Find the lines with the string "EMPRESAS" and return them.

★ ★ ★ ★ ★

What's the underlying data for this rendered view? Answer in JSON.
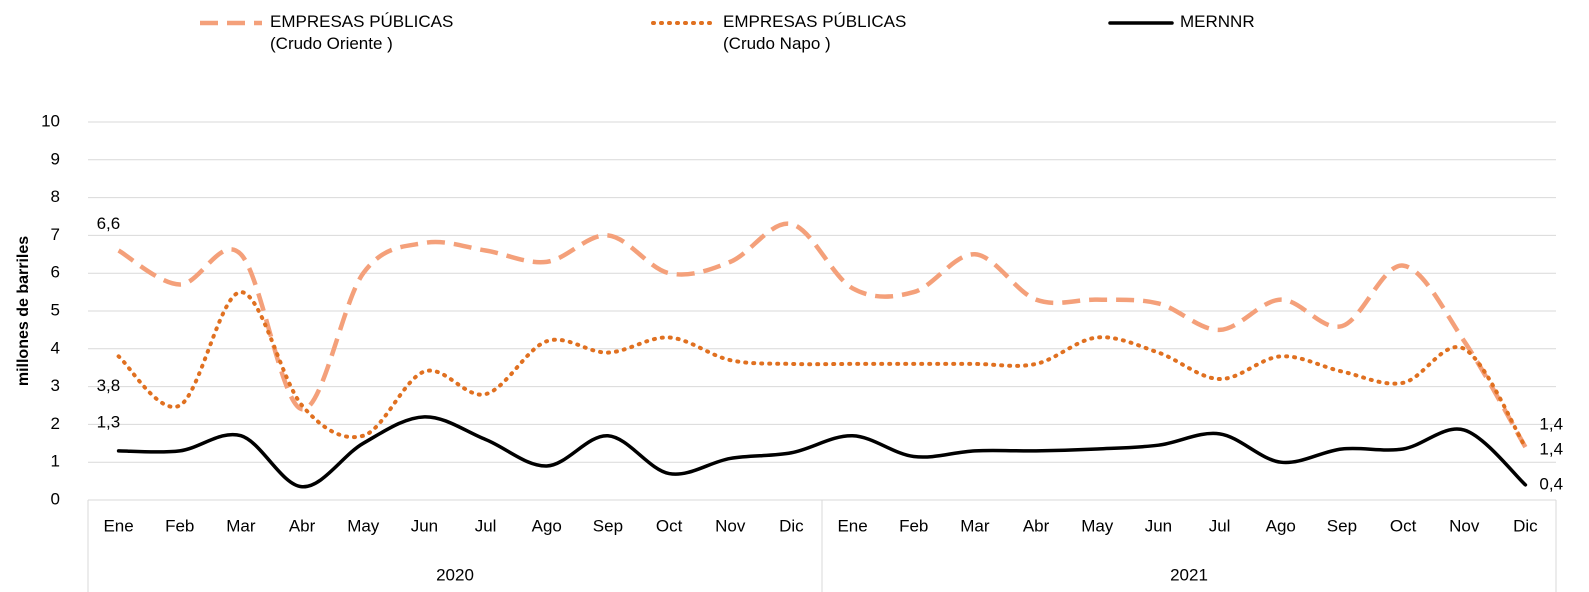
{
  "chart_data": {
    "type": "line",
    "y_label": "millones de barriles",
    "categories": [
      "Ene",
      "Feb",
      "Mar",
      "Abr",
      "May",
      "Jun",
      "Jul",
      "Ago",
      "Sep",
      "Oct",
      "Nov",
      "Dic",
      "Ene",
      "Feb",
      "Mar",
      "Abr",
      "May",
      "Jun",
      "Jul",
      "Ago",
      "Sep",
      "Oct",
      "Nov",
      "Dic"
    ],
    "category_groups": [
      "2020",
      "2021"
    ],
    "ylim": [
      0,
      10
    ],
    "yticks": [
      0,
      1,
      2,
      3,
      4,
      5,
      6,
      7,
      8,
      9,
      10
    ],
    "grid": true,
    "smooth": true,
    "series": [
      {
        "name": "EMPRESAS PÚBLICAS\n(Crudo Oriente )",
        "color": "#f4a07a",
        "dash": "dashed",
        "values": [
          6.6,
          5.7,
          6.5,
          2.4,
          6.0,
          6.8,
          6.6,
          6.3,
          7.0,
          6.0,
          6.3,
          7.3,
          5.6,
          5.5,
          6.5,
          5.3,
          5.3,
          5.2,
          4.5,
          5.3,
          4.6,
          6.2,
          4.2,
          1.4
        ],
        "value_labels": [
          "6,6",
          null,
          null,
          null,
          null,
          null,
          null,
          null,
          null,
          null,
          null,
          null,
          null,
          null,
          null,
          null,
          null,
          null,
          null,
          null,
          null,
          null,
          null,
          "1,4"
        ]
      },
      {
        "name": "EMPRESAS PÚBLICAS\n(Crudo Napo )",
        "color": "#e07020",
        "dash": "dotted",
        "values": [
          3.8,
          2.5,
          5.5,
          2.5,
          1.7,
          3.4,
          2.8,
          4.2,
          3.9,
          4.3,
          3.7,
          3.6,
          3.6,
          3.6,
          3.6,
          3.6,
          4.3,
          3.9,
          3.2,
          3.8,
          3.4,
          3.1,
          4.0,
          1.4
        ],
        "value_labels": [
          "3,8",
          null,
          null,
          null,
          null,
          null,
          null,
          null,
          null,
          null,
          null,
          null,
          null,
          null,
          null,
          null,
          null,
          null,
          null,
          null,
          null,
          null,
          null,
          "1,4"
        ]
      },
      {
        "name": "MERNNR",
        "color": "#000000",
        "dash": "solid",
        "values": [
          1.3,
          1.3,
          1.7,
          0.35,
          1.5,
          2.2,
          1.6,
          0.9,
          1.7,
          0.7,
          1.1,
          1.25,
          1.7,
          1.15,
          1.3,
          1.3,
          1.35,
          1.45,
          1.75,
          1.0,
          1.35,
          1.35,
          1.85,
          0.4
        ],
        "value_labels": [
          "1,3",
          null,
          null,
          null,
          null,
          null,
          null,
          null,
          null,
          null,
          null,
          null,
          null,
          null,
          null,
          null,
          null,
          null,
          null,
          null,
          null,
          null,
          null,
          "0,4"
        ]
      }
    ]
  }
}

★ ★ ★ ★ ★

ANSWER TO THE TASK:
        "name": "EMPRESAS PÚBLICAS\n(Crudo Oriente )",
        "name": "EMPRESAS PÚBLICAS\n(Crudo Napo )",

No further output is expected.